The follow-up procedures were performed in all 27 patients with a period ranging from 6 to 129 months (mean of 26.8 months). Osteomyelitis was cured successfully in 25 patients, and no relapse of infection, dehiscence or flap necrosis was observed during the follow-up period. Two patients with chronic osteomyelitis had infection recurrence at 1 and 12 months postoperatively, and the infection was eliminated through aggressive debridement and anti-infection treatment. No relapse occurred in the subsequent 10-year follow-up. All the patients regained stable ambulation without the assistance of the crutch or orthosis. Four patients had mild claudication without significant influence on their daily life. None of the patients complained about the aesthetic appearance.

Discussion

Infection-free, durable, and adequate soft-tissue coverage were the preconditions to acquire stable function in patients with soft tissue defects and osteomyelitis in the middle and upper leg, knee, and lower thigh. Many techniques have been presented to achieve this goal, each of which has merits, demerits, and indications1,2,3,4,5,6,7,8,9,10.

The free flap could provide accurate and precise reconstruction for the defect, and excellent results were reported in the literature1,2,3. However, free flap surgery has several disadvantages, such as requiring expert surgeons in vascular separation and anastomosis, a longer operation duration, and sacrificing a main vascular trunk in most cases, which limits its wide application23,24. The keystone perforator island flap (KPIF) is one of versatile tool to reconstruct the defect over the lower extremity from the groin to the ankle, and it has many advantages, such as good aesthetic outcome, low complication rates, and efficient timeframe, et al.25 However, when the perforator vessels around the defect were damaged or become unreliable due to eroded by infection, other flaps may be required.

◆ Excerpted records
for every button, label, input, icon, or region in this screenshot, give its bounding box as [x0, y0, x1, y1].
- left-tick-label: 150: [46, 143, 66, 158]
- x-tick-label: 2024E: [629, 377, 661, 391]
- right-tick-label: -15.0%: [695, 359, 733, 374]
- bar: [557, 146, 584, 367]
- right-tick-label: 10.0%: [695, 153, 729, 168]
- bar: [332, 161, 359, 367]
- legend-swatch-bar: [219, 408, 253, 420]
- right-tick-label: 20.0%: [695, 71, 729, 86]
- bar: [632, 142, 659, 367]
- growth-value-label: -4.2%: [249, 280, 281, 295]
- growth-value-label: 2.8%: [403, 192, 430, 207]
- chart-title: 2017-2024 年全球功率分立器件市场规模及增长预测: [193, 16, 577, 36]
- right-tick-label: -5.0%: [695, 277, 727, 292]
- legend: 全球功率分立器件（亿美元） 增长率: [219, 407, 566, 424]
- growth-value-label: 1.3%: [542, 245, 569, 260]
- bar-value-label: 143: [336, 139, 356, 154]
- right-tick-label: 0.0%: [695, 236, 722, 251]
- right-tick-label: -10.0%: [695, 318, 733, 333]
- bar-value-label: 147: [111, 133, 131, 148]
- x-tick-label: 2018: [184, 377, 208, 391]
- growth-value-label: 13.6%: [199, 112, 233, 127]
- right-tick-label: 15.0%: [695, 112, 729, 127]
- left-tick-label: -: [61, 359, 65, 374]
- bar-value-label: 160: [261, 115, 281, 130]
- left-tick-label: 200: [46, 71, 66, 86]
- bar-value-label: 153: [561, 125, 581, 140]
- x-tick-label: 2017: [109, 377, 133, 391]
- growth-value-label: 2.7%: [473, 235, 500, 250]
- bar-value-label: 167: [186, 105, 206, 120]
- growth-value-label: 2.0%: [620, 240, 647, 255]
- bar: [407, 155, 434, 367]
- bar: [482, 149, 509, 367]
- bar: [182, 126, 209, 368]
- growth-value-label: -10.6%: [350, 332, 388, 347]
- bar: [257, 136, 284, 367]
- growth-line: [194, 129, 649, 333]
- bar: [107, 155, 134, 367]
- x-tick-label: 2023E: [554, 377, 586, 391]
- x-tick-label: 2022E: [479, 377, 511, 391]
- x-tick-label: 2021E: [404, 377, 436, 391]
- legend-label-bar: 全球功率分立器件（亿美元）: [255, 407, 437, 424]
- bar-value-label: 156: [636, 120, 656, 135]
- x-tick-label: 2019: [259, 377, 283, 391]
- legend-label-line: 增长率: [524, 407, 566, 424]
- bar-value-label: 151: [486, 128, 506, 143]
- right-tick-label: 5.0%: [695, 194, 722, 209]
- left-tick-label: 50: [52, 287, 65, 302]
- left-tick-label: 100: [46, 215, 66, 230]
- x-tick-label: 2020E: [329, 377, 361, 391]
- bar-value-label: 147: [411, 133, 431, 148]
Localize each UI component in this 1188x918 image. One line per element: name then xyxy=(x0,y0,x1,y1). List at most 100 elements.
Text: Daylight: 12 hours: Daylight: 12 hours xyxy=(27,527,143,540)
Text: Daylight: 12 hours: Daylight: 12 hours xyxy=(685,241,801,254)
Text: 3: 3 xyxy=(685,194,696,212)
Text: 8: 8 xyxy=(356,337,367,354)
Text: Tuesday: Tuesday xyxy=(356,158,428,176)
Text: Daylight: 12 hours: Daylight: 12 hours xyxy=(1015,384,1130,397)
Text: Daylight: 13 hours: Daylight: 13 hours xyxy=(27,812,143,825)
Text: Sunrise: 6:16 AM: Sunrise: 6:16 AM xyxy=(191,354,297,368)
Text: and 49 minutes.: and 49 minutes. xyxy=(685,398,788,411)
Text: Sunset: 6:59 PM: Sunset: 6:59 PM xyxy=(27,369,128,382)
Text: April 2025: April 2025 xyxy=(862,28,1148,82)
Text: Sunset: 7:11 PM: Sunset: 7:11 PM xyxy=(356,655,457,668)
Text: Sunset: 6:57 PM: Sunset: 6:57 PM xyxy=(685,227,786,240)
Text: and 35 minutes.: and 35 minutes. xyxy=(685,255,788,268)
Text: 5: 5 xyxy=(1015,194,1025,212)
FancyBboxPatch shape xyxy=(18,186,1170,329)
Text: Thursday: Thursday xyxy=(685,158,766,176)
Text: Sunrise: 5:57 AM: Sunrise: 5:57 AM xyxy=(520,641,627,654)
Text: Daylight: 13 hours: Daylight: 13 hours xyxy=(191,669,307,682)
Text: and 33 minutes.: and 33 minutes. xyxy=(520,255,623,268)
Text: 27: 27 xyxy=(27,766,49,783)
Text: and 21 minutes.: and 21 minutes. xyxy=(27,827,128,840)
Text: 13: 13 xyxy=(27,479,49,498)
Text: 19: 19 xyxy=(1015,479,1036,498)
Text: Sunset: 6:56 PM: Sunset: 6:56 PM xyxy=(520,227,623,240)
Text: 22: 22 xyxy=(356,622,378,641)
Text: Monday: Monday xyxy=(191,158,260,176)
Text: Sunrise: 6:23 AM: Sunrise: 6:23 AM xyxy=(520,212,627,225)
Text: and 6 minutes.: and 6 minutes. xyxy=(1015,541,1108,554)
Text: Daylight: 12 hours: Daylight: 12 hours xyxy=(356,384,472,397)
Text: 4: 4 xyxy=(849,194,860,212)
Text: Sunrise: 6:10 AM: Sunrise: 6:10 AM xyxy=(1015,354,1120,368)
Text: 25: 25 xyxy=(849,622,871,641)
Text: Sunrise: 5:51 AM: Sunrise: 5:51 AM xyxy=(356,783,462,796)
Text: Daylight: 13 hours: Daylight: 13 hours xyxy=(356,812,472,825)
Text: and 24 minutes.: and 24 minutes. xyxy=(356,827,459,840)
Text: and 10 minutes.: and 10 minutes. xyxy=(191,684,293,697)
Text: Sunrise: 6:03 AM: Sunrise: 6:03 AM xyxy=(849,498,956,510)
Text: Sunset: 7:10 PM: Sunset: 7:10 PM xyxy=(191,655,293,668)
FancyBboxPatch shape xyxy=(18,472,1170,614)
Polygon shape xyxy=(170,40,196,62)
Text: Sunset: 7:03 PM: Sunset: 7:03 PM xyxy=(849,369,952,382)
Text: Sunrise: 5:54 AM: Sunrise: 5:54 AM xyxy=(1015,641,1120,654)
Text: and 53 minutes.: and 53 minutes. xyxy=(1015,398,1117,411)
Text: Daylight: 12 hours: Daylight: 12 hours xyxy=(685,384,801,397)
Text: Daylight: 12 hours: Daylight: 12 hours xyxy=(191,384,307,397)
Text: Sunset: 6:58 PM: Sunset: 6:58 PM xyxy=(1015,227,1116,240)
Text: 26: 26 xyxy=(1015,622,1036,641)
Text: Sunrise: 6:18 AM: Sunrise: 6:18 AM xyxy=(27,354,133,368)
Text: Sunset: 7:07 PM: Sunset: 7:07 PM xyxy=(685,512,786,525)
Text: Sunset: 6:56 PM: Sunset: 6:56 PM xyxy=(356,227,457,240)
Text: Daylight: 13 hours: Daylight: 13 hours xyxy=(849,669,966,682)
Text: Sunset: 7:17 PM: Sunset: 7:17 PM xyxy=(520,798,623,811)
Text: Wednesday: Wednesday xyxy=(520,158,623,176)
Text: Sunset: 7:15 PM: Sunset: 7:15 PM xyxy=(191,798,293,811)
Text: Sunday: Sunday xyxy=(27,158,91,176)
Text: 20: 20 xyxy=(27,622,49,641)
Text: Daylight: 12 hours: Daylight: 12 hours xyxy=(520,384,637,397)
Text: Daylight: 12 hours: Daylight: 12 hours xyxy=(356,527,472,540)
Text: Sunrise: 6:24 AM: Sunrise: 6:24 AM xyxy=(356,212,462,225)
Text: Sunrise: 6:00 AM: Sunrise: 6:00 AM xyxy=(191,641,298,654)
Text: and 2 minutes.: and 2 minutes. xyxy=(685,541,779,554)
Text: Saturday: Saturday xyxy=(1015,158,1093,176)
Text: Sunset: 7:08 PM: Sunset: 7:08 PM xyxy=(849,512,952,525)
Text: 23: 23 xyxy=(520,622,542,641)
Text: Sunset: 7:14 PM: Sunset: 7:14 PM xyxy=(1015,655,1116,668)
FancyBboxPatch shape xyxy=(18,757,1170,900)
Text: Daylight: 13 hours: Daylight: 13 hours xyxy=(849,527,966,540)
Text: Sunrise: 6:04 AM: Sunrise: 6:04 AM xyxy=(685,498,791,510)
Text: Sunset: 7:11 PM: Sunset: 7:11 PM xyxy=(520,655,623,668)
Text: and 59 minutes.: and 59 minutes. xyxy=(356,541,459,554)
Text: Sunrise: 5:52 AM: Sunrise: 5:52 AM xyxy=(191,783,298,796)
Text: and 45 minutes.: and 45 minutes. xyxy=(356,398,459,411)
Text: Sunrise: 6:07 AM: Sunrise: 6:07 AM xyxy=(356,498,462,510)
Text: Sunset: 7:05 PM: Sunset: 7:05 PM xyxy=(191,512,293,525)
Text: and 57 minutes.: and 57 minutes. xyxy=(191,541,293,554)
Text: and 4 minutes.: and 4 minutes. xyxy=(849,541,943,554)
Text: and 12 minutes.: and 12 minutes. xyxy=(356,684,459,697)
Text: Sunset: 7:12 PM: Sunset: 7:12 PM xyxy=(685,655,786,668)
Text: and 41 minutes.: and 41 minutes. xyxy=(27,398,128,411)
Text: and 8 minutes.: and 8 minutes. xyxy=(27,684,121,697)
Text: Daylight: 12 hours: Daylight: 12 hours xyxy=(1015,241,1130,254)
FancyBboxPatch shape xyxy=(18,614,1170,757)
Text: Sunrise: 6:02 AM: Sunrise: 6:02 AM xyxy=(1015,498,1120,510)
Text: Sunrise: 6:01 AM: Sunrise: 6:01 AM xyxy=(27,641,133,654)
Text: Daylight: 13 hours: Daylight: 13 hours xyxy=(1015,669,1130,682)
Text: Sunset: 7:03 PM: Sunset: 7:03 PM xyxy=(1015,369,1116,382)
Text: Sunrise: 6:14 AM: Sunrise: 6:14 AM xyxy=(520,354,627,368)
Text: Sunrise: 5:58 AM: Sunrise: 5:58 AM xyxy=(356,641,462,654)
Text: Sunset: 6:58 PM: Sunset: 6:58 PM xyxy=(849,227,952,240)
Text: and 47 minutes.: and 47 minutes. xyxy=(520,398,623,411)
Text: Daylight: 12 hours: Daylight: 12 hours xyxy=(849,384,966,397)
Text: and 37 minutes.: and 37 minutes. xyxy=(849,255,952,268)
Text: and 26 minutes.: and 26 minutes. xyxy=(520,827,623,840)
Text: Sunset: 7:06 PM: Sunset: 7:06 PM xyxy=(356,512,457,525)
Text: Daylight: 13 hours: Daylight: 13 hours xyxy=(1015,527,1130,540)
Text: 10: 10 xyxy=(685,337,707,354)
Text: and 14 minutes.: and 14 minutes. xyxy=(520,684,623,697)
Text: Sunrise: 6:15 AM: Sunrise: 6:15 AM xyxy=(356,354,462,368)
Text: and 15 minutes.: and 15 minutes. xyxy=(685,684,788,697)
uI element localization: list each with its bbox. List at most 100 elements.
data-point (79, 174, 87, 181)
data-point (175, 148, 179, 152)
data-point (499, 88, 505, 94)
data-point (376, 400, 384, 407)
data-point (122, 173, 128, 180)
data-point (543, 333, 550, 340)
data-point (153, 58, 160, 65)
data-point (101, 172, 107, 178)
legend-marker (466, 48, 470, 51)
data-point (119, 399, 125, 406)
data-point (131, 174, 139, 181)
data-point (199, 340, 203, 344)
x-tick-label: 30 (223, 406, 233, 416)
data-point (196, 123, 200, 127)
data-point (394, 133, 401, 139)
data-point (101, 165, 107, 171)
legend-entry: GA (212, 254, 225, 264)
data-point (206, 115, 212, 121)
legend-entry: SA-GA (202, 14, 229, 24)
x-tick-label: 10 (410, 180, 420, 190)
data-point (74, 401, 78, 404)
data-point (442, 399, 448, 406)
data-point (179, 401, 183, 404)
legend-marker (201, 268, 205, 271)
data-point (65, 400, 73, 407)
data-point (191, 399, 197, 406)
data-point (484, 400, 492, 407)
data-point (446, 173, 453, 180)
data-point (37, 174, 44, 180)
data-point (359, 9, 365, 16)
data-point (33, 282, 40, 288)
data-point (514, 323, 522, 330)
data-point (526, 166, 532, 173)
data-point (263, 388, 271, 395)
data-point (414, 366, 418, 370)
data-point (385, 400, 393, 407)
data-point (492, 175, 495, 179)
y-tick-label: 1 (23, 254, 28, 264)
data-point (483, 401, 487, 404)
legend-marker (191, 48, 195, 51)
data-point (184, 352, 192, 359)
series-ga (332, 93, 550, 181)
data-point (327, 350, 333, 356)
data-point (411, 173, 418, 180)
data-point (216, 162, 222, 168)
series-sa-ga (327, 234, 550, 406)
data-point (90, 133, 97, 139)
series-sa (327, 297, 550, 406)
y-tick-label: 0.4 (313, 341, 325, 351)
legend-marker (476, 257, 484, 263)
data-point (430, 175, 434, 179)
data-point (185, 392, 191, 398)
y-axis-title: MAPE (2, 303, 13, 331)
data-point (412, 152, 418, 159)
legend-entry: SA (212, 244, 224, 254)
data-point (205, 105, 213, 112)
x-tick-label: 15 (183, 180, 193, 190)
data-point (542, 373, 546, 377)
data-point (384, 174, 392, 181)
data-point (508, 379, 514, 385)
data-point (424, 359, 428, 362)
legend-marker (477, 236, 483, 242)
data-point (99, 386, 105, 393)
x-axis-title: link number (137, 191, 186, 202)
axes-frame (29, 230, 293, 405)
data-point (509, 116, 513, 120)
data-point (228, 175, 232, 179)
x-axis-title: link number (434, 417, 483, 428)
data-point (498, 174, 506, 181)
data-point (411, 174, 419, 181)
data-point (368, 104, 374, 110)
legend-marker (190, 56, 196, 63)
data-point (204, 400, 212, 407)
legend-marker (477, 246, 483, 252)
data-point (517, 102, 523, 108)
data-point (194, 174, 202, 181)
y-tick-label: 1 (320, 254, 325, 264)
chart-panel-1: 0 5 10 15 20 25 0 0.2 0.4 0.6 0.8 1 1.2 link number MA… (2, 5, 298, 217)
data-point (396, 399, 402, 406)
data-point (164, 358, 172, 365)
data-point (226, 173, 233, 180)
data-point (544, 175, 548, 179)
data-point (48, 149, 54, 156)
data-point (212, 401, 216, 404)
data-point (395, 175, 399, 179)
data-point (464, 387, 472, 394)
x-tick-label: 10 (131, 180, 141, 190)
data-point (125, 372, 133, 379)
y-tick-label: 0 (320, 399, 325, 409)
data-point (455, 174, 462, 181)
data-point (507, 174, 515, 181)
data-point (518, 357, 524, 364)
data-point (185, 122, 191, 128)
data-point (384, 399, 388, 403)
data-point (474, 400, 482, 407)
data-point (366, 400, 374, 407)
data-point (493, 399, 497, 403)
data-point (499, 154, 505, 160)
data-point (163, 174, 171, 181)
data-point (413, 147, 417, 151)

◆ What needs to be done
Answer these questions using the text on leg osteomyelitis and flap reconstruction:
1. What was the mean length of the follow-up period?
2. How many patients had mild claudication?
3. Which flap is described as a versatile tool for reconstructing defects of the lower extremity from the groin to the ankle?

◆ Exercise result
1. 26.8 months
2. Four
3. The keystone perforator island flap (KPIF)